The problem> In the data below, find every line that has the string "principalement", and copy it.

Stored data>
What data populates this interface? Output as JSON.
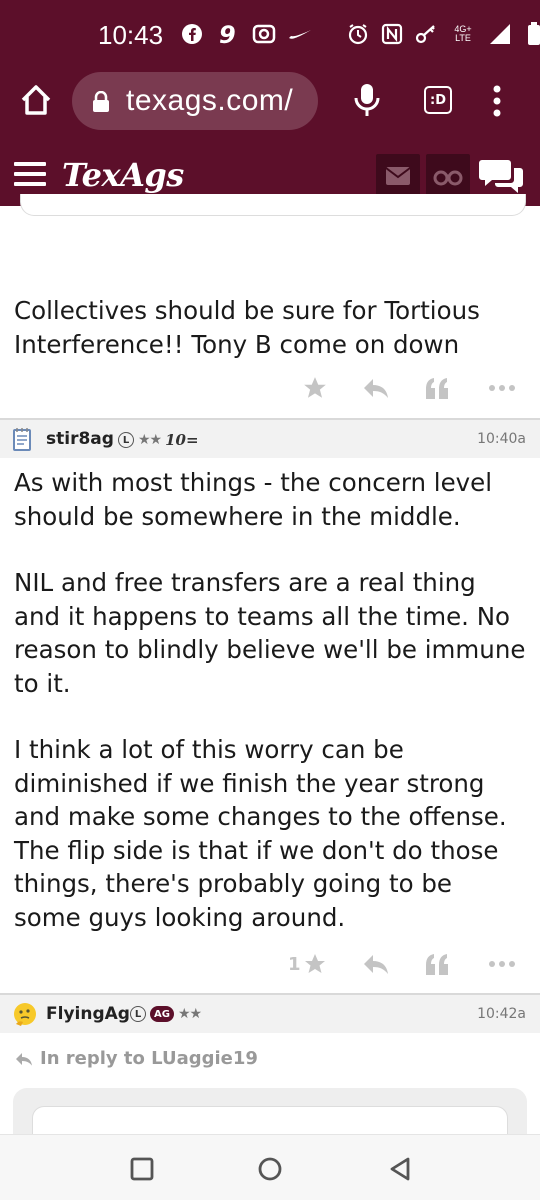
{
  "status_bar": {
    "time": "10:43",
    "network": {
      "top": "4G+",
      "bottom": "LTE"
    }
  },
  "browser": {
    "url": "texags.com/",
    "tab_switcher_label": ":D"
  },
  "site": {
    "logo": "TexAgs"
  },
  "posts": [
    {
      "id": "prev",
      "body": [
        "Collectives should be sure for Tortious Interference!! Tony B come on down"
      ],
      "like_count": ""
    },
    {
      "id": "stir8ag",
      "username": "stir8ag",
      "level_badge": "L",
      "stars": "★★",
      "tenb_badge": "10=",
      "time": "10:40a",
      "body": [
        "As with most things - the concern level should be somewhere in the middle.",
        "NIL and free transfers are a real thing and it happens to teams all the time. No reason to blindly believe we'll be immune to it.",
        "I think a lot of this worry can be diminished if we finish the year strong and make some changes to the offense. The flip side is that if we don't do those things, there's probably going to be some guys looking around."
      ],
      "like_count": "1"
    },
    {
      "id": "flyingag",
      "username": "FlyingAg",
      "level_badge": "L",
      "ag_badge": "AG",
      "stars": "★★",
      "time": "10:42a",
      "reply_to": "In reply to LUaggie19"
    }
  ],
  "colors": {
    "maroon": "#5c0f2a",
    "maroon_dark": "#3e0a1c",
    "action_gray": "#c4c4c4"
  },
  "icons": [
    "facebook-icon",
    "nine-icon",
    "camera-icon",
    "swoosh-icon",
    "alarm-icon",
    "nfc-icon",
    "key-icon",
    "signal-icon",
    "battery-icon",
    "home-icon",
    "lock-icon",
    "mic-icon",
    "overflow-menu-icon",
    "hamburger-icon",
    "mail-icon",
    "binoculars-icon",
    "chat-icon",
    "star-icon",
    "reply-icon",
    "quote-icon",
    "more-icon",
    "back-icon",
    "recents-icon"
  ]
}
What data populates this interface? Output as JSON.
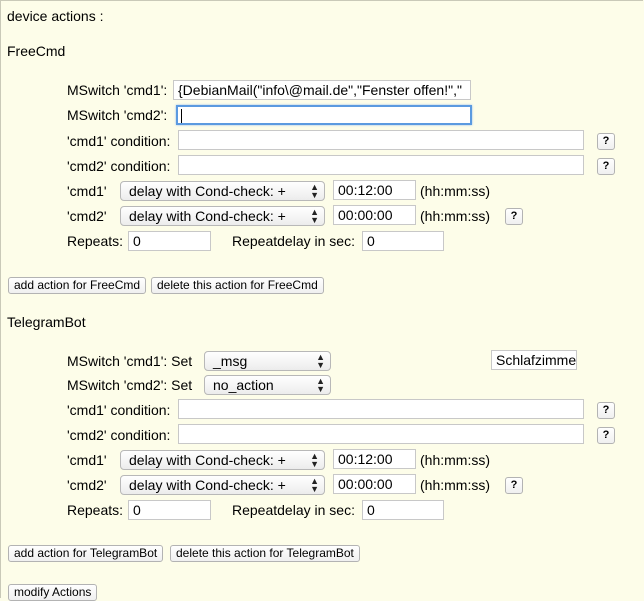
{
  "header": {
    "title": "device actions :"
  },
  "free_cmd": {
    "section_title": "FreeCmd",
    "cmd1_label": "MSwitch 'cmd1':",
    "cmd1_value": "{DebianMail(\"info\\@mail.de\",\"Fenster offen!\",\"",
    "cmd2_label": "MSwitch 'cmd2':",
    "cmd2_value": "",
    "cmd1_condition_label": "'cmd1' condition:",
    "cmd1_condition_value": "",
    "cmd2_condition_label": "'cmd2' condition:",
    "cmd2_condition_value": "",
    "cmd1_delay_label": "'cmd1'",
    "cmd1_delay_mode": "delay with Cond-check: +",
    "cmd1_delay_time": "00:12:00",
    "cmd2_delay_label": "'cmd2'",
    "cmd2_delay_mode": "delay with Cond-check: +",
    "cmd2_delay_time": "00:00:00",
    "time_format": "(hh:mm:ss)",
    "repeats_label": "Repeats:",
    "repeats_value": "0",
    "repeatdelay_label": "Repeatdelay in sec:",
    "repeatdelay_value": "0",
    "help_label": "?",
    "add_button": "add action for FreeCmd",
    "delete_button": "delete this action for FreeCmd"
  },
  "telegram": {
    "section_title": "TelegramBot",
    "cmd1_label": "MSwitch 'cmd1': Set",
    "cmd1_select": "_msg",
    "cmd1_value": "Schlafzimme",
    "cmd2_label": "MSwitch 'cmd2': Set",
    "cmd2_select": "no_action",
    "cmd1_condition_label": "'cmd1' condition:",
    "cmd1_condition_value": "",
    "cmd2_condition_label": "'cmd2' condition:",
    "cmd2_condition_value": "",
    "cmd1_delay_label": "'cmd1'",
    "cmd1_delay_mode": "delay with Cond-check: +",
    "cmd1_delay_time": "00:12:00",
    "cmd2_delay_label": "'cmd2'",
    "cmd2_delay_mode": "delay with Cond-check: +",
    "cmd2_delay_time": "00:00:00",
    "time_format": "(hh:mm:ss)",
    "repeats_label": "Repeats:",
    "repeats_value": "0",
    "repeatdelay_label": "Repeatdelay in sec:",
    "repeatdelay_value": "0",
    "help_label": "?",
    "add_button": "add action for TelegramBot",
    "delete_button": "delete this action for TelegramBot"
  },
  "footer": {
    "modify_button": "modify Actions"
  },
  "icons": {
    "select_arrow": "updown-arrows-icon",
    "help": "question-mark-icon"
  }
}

==

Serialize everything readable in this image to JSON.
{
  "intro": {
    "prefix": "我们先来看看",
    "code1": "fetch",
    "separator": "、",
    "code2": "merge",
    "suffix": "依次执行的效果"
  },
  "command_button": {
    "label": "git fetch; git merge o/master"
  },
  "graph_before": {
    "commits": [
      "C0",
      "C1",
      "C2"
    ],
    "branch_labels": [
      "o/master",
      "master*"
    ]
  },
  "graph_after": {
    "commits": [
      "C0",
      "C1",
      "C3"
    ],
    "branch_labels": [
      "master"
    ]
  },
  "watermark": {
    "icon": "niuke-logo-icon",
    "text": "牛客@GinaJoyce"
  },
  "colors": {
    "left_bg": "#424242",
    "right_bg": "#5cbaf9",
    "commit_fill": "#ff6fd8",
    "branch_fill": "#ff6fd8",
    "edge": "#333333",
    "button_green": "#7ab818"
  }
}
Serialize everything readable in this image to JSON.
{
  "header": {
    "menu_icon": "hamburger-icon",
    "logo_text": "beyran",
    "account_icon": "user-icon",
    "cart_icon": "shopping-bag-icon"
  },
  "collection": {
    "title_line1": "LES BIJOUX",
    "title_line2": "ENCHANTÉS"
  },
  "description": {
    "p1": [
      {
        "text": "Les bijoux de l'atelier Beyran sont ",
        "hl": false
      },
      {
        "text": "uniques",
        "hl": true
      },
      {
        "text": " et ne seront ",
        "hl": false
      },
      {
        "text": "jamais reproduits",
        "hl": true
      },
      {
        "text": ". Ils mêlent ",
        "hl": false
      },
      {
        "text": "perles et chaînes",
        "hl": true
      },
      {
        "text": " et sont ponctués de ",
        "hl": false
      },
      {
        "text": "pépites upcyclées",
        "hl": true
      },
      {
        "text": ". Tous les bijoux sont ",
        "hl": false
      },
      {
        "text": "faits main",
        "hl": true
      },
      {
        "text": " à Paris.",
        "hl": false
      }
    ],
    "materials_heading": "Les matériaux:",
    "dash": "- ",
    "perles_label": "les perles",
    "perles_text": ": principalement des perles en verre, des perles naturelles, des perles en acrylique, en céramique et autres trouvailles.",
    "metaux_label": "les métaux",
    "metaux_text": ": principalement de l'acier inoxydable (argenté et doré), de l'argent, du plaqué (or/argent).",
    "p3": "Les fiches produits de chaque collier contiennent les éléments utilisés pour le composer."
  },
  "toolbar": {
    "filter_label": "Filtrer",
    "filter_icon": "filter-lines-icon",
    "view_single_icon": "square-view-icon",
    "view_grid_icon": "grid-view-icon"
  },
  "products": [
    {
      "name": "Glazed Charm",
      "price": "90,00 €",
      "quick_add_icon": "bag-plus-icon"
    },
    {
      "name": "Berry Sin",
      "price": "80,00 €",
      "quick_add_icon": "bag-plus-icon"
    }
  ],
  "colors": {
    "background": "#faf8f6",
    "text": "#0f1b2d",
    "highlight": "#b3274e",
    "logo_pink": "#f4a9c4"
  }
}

...

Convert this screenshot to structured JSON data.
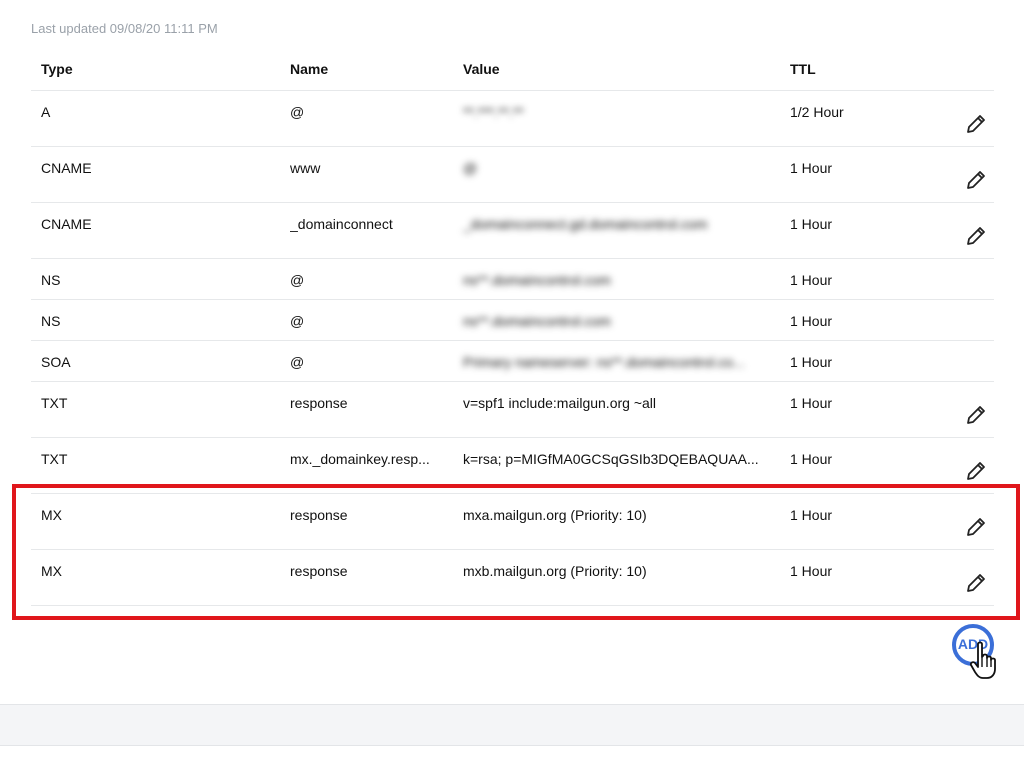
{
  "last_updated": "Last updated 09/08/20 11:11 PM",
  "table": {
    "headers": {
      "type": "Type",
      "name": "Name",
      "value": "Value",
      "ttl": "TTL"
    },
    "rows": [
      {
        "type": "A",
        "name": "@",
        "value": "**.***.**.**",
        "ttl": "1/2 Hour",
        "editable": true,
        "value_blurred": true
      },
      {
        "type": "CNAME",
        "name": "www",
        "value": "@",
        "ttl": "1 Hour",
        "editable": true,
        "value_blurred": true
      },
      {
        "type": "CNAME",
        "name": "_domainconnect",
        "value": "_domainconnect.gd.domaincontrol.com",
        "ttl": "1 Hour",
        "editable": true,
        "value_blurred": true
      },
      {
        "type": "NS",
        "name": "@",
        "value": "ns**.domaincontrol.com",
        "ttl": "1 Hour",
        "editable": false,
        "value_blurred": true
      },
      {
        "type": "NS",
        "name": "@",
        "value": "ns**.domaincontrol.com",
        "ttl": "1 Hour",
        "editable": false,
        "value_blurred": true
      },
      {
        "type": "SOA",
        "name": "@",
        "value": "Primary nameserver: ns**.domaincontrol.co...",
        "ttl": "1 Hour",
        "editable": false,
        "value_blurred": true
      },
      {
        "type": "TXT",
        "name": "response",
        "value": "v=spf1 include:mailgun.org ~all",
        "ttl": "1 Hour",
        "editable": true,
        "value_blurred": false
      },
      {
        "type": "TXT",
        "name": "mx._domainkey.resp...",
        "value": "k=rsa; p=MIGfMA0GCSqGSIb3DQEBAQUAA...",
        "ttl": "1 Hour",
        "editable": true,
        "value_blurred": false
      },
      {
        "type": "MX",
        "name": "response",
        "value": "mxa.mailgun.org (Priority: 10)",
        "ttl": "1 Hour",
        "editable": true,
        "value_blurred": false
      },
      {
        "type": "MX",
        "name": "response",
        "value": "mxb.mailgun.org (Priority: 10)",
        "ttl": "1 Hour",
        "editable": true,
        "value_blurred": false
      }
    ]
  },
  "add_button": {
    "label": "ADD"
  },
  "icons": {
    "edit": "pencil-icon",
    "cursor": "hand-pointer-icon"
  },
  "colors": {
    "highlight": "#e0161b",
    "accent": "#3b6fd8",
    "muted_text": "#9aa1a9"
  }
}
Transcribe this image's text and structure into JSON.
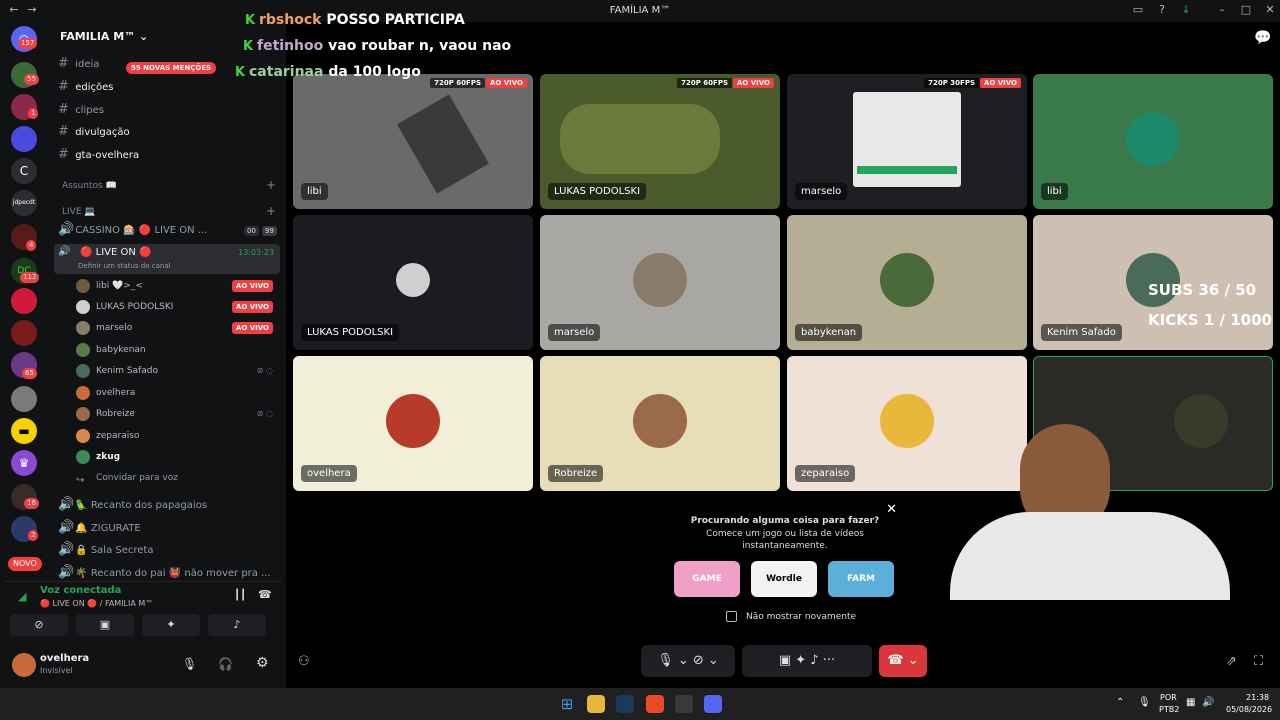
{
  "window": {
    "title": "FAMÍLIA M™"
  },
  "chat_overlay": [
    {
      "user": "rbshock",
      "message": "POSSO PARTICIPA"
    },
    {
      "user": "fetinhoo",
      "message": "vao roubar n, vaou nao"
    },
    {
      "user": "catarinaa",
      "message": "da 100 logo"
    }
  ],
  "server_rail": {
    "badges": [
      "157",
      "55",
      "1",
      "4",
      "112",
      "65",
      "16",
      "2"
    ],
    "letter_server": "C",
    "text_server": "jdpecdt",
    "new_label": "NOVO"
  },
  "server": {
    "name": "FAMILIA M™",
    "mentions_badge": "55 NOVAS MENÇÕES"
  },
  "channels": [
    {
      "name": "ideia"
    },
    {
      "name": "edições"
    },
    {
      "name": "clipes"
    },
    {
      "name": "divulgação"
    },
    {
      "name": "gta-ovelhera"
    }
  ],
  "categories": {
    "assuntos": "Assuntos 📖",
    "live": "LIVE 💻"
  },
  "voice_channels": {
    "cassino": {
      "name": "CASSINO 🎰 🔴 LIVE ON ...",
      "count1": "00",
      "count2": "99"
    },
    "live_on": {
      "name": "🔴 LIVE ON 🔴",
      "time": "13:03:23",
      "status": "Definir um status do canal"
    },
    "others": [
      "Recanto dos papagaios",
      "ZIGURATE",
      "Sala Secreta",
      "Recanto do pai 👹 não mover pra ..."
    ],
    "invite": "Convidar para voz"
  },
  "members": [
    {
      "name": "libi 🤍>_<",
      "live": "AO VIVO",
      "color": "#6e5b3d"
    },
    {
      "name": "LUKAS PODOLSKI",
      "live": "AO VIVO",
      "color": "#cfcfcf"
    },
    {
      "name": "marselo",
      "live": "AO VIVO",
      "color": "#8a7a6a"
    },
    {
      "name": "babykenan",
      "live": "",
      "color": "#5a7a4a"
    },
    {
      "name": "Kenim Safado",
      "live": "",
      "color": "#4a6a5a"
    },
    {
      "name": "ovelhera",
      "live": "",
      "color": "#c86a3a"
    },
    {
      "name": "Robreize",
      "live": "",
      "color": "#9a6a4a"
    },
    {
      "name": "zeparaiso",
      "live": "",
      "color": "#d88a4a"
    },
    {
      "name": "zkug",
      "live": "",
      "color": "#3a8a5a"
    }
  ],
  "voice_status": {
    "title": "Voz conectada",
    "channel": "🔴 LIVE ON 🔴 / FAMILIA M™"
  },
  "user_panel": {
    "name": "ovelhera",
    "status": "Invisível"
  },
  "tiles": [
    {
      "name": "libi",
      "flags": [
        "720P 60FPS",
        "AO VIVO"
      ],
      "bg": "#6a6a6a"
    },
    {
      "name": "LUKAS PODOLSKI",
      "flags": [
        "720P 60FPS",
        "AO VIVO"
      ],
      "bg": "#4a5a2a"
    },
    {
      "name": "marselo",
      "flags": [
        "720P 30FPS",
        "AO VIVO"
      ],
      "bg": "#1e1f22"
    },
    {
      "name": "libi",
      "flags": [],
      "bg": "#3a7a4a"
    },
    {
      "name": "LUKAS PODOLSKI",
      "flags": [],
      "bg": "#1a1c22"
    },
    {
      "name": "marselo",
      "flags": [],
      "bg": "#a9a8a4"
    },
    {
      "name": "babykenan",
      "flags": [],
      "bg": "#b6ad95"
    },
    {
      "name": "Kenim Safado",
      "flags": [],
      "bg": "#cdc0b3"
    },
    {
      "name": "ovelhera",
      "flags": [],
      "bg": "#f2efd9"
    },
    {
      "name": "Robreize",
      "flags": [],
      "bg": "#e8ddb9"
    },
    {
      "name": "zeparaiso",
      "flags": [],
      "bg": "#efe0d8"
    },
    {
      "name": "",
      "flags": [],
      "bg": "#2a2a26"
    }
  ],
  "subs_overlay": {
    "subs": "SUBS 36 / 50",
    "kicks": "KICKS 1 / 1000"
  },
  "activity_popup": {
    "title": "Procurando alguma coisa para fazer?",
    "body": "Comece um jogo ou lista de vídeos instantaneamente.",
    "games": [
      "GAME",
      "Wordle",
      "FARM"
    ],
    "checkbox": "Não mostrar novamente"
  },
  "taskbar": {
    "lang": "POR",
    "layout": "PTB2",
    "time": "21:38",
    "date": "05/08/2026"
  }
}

Answer for the task>
    "perles_text": ": principalement des perles en verre, des perles naturelles, des perles en acrylique, en céramique et autres trouvailles.",
    "metaux_text": ": principalement de l'acier inoxydable (argenté et doré), de l'argent, du plaqué (or/argent).",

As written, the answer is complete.